Reproduce the forum thread about Autosmart Trim Ultra in full, word for word.

>> start ARTICLE

# Autosmart Trim Ultra



## mattsbmw (Jul 20, 2008)

Anyone tried it? if so what are your thoughts.


----------



## chris'svr6 (May 17, 2006)

Just picked up a sample from my rep...will be trying it out tommorow, so will report back then. Rep said it'll blacken oxidized bumpers, and the only product that'll remove it was G101. It contains silica, so will be oily. Watch this space.


----------



## mattsbmw (Jul 20, 2008)

Ok cool, look forward to the report, did the rep say it was ok on tyres or just trim?

thanks


----------



## alanjo99 (Nov 22, 2007)

Its pretty good stuff TBH , I have tried it a few times over the last few weeks and is very impressive.

Easy on - very small amount goes miles , just make sure you apply it a thin as you can.

Leave to cure - hey presto !

Here is a small section of the van bumper I did a couple of weeks back - It have done a few hundred miles & been washed daily - still going strong !

(specks on the finish is just dirt off the road)


----------



## bmw320i (Aug 30, 2007)

mmmm, interesting. Possible sample run entrant?!:thumb:


----------



## drive 'n' shine (Apr 22, 2006)

I've got a sample from my rep, only used it once so far, easy enough to use.

Claimed to have 3 - 4 months durability


----------



## alanjo99 (Nov 22, 2007)

bmw320i said:


> mmmm, interesting. Possible sample run entrant?!:thumb:


:thumb:



drive 'n' shine said:


> I've got a sample from my rep, only used it once so far, easy enough to use.

>> end ARTICLE
>> start DATA ROWS

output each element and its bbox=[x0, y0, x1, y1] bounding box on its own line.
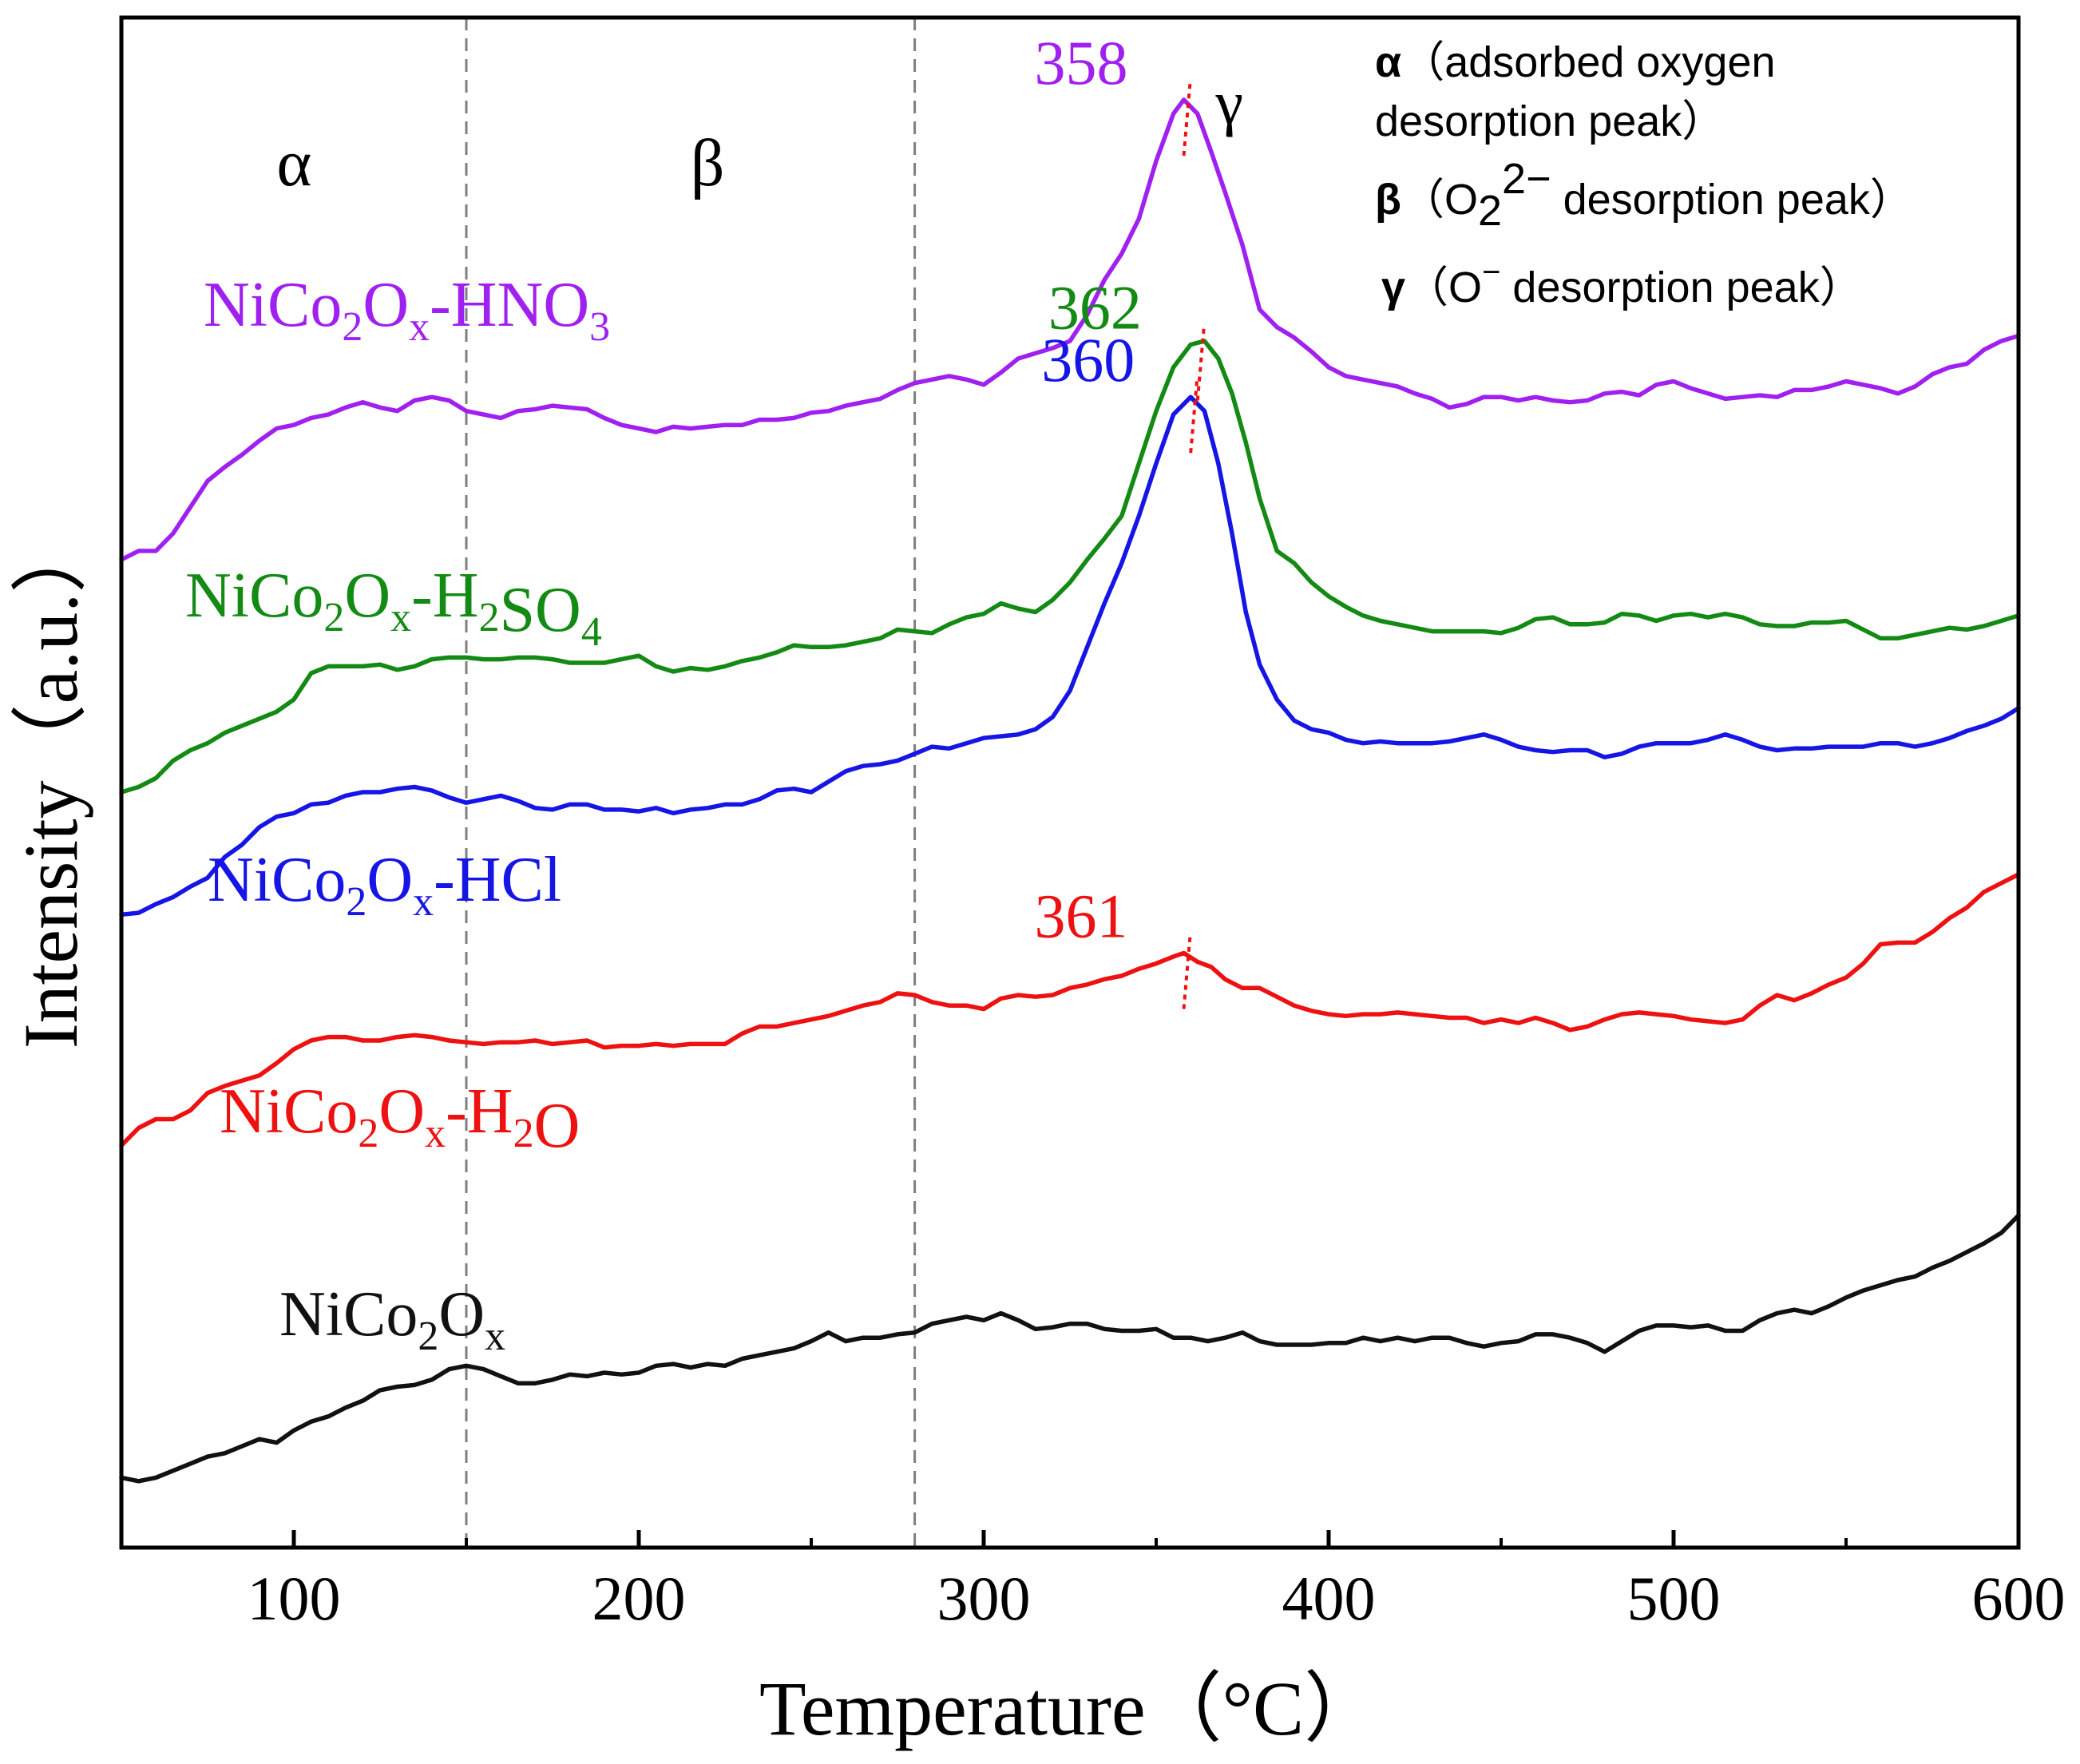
series-line-2 bbox=[119, 339, 2021, 795]
plot-frame bbox=[119, 15, 2021, 1550]
series-name-label-3: NiCo2Ox-HCl bbox=[208, 845, 561, 925]
x-tick-label-3: 300 bbox=[937, 1564, 1031, 1633]
series-line-1 bbox=[119, 97, 2021, 562]
series-line-5 bbox=[119, 1213, 2021, 1484]
x-tick-label-1: 100 bbox=[248, 1564, 341, 1633]
legend-alpha-line-1: α（adsorbed oxygen bbox=[1375, 38, 1776, 86]
x-tick-label-4: 400 bbox=[1282, 1564, 1376, 1633]
peak-value-label-1: 358 bbox=[1035, 28, 1128, 97]
peak-value-label-3: 360 bbox=[1041, 325, 1135, 394]
peak-marker-2 bbox=[1195, 327, 1206, 401]
plot-content bbox=[119, 18, 2021, 1548]
legend-alpha-line-2: desorption peak） bbox=[1375, 97, 1725, 145]
peak-marker-3 bbox=[1189, 379, 1199, 454]
series-name-label-4: NiCo2Ox-H2O bbox=[220, 1076, 580, 1161]
x-axis-label: Temperature（°C） bbox=[759, 1666, 1381, 1751]
x-tick-label-2: 200 bbox=[592, 1564, 686, 1633]
series-name-label-2: NiCo2Ox-H2SO4 bbox=[185, 561, 602, 655]
series-name-label-5: NiCo2Ox bbox=[279, 1279, 505, 1359]
region-label-1: α bbox=[276, 126, 311, 200]
y-axis-label: Intensity（a.u.） bbox=[8, 517, 93, 1049]
peak-marker-4 bbox=[1182, 935, 1192, 1009]
x-tick-label-6: 600 bbox=[1972, 1564, 2066, 1633]
peak-value-label-2: 362 bbox=[1048, 272, 1142, 342]
axes: 100 200 300 400 500 600 Temperature（°C） Intensi… bbox=[8, 15, 2066, 1751]
series-name-label-1: NiCo2Ox-HNO3 bbox=[204, 270, 610, 350]
gamma-region-label: γ bbox=[1215, 68, 1243, 137]
x-tick-label-5: 500 bbox=[1627, 1564, 1721, 1633]
legend-gamma: γ（O− desorption peak） bbox=[1381, 255, 1863, 311]
peak-marker-1 bbox=[1182, 81, 1192, 157]
series-line-3 bbox=[119, 394, 2021, 918]
series-line-4 bbox=[119, 872, 2021, 1148]
region-label-2: β bbox=[691, 126, 725, 200]
legend-beta: β（O22− desorption peak） bbox=[1375, 155, 1913, 235]
peak-value-label-4: 361 bbox=[1035, 881, 1128, 950]
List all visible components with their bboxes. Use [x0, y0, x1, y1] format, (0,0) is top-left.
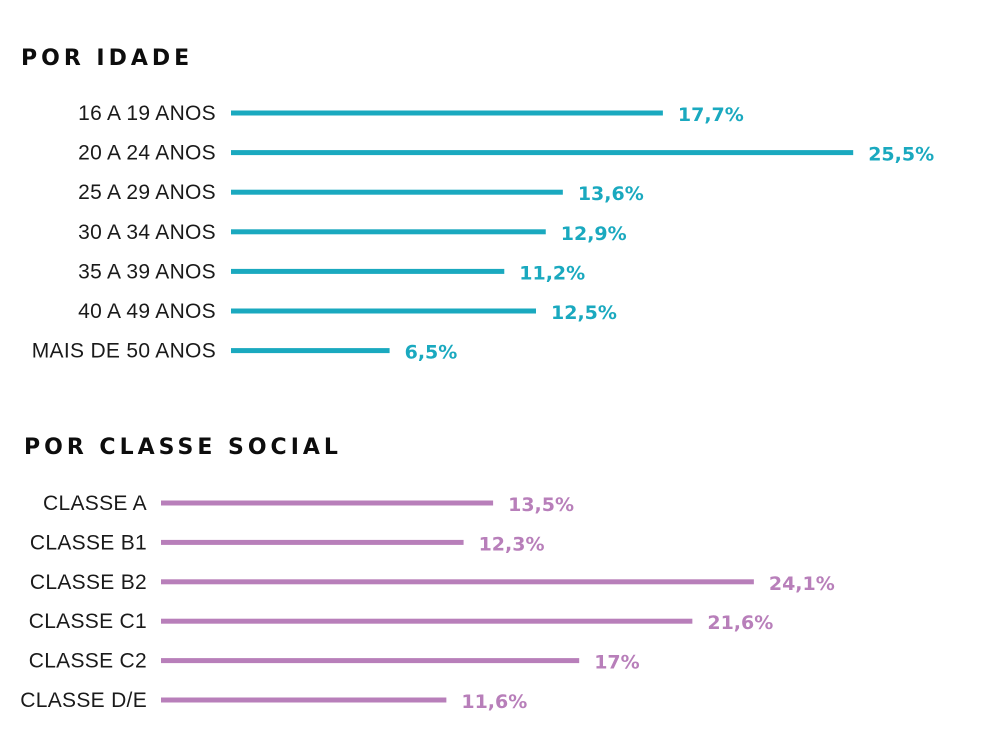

>> end DATA ROWS

EXERCISE RESPONSE:
# Autosmart Trim Ultra



## mattsbmw (Jul 20, 2008)

Anyone tried it? if so what are your thoughts.


----------



## chris'svr6 (May 17, 2006)

Just picked up a sample from my rep...will be trying it out tommorow, so will report back then. Rep said it'll blacken oxidized bumpers, and the only product that'll remove it was G101. It contains silica, so will be oily. Watch this space.


----------



## mattsbmw (Jul 20, 2008)

Ok cool, look forward to the report, did the rep say it was ok on tyres or just trim?

thanks


----------



## alanjo99 (Nov 22, 2007)

Its pretty good stuff TBH , I have tried it a few times over the last few weeks and is very impressive.

Easy on - very small amount goes miles , just make sure you apply it a thin as you can.

Leave to cure - hey presto !

Here is a small section of the van bumper I did a couple of weeks back - It have done a few hundred miles & been washed daily - still going strong !

(specks on the finish is just dirt off the road)


----------



## bmw320i (Aug 30, 2007)

mmmm, interesting. Possible sample run entrant?!:thumb:


----------



## drive 'n' shine (Apr 22, 2006)

I've got a sample from my rep, only used it once so far, easy enough to use.

Claimed to have 3 - 4 months durability


----------



## alanjo99 (Nov 22, 2007)

bmw320i said:


> mmmm, interesting. Possible sample run entrant?!:thumb:


:thumb:



drive 'n' shine said:


> I've got a sample from my rep, only used it once so far, easy enough to use.